*提供された文章:*
· · · · · · ·

逆育てゲー

2016年06月07日

高い建物から街を見下ろすことは顕微鏡を覗くことに似ている。
その建物が高ければ高いほど、街の音が遠くに聞こえ、遮断された窓の場合は、街の音は
完全に聞こえなくなる。
街を行き交う人々が小さく見えるが、そこに生活感はなく、ただの「動くもの」としか見えない。
人も、車も、すべてのものが厚みを失った2Dの世界になる。厚みを失った2Dのアジア

顕微鏡で覗く世界も同様。
音もなく、厚みもなく、リアリティからは遠くにある世界。顕微鏡の中の小アジア。
本来、厚みを持つはずの微生物は、僕たちの認識としてはいつも2Dとして考えられる。

平面絵画は3Dの世界を2Dに閉じ込めたものである、と考えることもできる。
特に西洋絵画では、遠近法という技術によって、古くからVR(バーチャル・リアリティ:仮想現実)が
行われてきた。

· · · · · · ·

*やること:*
高い建物と顕微鏡について書かれた文章を読み、次の問いに答えてください。
1. 窓が遮断されている場合、街の音はどうなると書かれていますか。
2. 微生物は、僕たちの認識としてはいつもどのように考えられると書かれていますか。
3. 西洋絵画では、どんな技術によって古くからVRが行われてきたとされていますか。
項目は参照しなくてかまいません。

· · · · · · ·

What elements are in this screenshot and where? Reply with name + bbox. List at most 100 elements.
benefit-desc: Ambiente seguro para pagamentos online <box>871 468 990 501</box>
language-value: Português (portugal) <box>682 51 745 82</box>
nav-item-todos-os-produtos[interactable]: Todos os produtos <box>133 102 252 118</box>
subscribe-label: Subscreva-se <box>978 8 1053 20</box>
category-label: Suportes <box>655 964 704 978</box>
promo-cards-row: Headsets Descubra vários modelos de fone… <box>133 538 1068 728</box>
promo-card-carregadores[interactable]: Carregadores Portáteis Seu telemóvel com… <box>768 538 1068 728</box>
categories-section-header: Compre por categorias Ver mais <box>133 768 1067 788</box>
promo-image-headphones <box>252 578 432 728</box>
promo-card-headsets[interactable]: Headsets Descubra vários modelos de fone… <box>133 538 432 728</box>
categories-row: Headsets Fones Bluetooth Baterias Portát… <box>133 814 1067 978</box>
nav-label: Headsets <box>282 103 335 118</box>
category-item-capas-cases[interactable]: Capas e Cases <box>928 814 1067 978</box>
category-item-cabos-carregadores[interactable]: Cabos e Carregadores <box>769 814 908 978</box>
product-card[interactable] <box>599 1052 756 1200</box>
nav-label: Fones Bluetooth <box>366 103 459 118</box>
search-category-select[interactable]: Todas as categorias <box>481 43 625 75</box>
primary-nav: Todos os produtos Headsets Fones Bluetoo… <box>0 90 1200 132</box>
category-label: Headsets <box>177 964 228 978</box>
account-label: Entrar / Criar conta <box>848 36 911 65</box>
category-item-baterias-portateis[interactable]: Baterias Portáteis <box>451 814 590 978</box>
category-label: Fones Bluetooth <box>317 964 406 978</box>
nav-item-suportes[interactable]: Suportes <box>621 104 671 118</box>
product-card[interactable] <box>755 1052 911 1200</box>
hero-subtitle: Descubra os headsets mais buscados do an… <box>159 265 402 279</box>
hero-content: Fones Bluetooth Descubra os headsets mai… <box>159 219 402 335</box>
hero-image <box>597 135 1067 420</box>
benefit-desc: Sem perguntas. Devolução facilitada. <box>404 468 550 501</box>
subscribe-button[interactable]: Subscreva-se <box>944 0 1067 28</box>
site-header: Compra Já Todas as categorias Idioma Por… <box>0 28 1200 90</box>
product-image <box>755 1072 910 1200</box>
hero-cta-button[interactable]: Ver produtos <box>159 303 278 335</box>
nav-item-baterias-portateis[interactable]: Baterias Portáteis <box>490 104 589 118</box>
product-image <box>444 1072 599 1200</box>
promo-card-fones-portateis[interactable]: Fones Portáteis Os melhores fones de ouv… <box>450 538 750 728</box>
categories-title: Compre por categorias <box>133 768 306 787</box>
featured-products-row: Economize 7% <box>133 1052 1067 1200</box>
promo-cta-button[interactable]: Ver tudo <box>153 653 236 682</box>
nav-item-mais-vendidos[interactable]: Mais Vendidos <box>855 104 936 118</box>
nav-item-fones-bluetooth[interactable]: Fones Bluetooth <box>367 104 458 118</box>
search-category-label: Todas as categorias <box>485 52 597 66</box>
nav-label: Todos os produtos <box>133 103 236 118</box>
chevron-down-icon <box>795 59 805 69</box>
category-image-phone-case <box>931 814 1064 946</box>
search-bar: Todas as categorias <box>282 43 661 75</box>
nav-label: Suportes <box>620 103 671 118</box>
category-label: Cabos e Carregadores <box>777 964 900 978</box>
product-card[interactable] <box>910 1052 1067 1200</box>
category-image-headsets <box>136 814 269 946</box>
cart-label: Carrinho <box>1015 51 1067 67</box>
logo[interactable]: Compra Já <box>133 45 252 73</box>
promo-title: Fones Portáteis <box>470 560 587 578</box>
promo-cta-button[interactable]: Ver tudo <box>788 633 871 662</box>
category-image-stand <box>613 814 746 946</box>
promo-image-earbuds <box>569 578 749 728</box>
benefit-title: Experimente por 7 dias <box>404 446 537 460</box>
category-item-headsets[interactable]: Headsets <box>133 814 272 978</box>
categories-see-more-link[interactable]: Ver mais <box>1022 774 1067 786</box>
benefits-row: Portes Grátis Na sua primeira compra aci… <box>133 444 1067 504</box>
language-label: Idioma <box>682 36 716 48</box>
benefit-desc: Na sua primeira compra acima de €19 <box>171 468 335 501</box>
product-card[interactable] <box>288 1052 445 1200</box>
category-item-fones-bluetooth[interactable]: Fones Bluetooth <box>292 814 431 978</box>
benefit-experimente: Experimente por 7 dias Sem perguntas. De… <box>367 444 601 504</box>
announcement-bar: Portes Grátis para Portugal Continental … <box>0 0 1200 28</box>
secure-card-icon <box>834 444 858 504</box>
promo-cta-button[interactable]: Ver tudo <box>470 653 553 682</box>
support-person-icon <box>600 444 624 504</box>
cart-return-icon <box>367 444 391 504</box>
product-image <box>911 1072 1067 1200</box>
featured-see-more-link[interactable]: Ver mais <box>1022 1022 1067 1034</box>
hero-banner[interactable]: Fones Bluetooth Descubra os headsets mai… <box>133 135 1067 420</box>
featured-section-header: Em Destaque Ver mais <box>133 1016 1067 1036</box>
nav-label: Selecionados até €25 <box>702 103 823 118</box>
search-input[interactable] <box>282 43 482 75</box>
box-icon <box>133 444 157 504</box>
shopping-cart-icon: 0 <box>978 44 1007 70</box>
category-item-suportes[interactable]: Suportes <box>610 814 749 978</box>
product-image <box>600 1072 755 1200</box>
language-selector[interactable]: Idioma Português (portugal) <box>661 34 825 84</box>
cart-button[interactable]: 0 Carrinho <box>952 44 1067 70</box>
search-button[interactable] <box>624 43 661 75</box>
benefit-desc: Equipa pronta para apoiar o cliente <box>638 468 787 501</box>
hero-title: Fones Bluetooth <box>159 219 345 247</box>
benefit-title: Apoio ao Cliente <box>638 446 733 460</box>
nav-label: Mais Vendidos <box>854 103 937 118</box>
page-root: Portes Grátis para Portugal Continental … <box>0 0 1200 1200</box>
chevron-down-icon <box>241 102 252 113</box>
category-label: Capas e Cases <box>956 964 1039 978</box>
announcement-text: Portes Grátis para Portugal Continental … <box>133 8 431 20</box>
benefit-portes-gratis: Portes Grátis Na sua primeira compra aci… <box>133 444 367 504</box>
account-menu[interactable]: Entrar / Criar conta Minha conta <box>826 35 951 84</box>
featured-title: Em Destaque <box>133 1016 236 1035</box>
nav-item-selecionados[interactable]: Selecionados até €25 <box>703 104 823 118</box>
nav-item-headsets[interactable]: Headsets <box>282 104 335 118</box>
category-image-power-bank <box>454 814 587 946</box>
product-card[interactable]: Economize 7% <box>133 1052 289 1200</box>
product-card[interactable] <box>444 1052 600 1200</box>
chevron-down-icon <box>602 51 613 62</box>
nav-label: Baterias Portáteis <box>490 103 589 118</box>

· · · · · · ·

*解答:*
1. 街の音は完全に聞こえなくなると書かれています。
2. いつも2Dとして考えられると書かれています。
3. 遠近法という技術によって行われてきたとされています。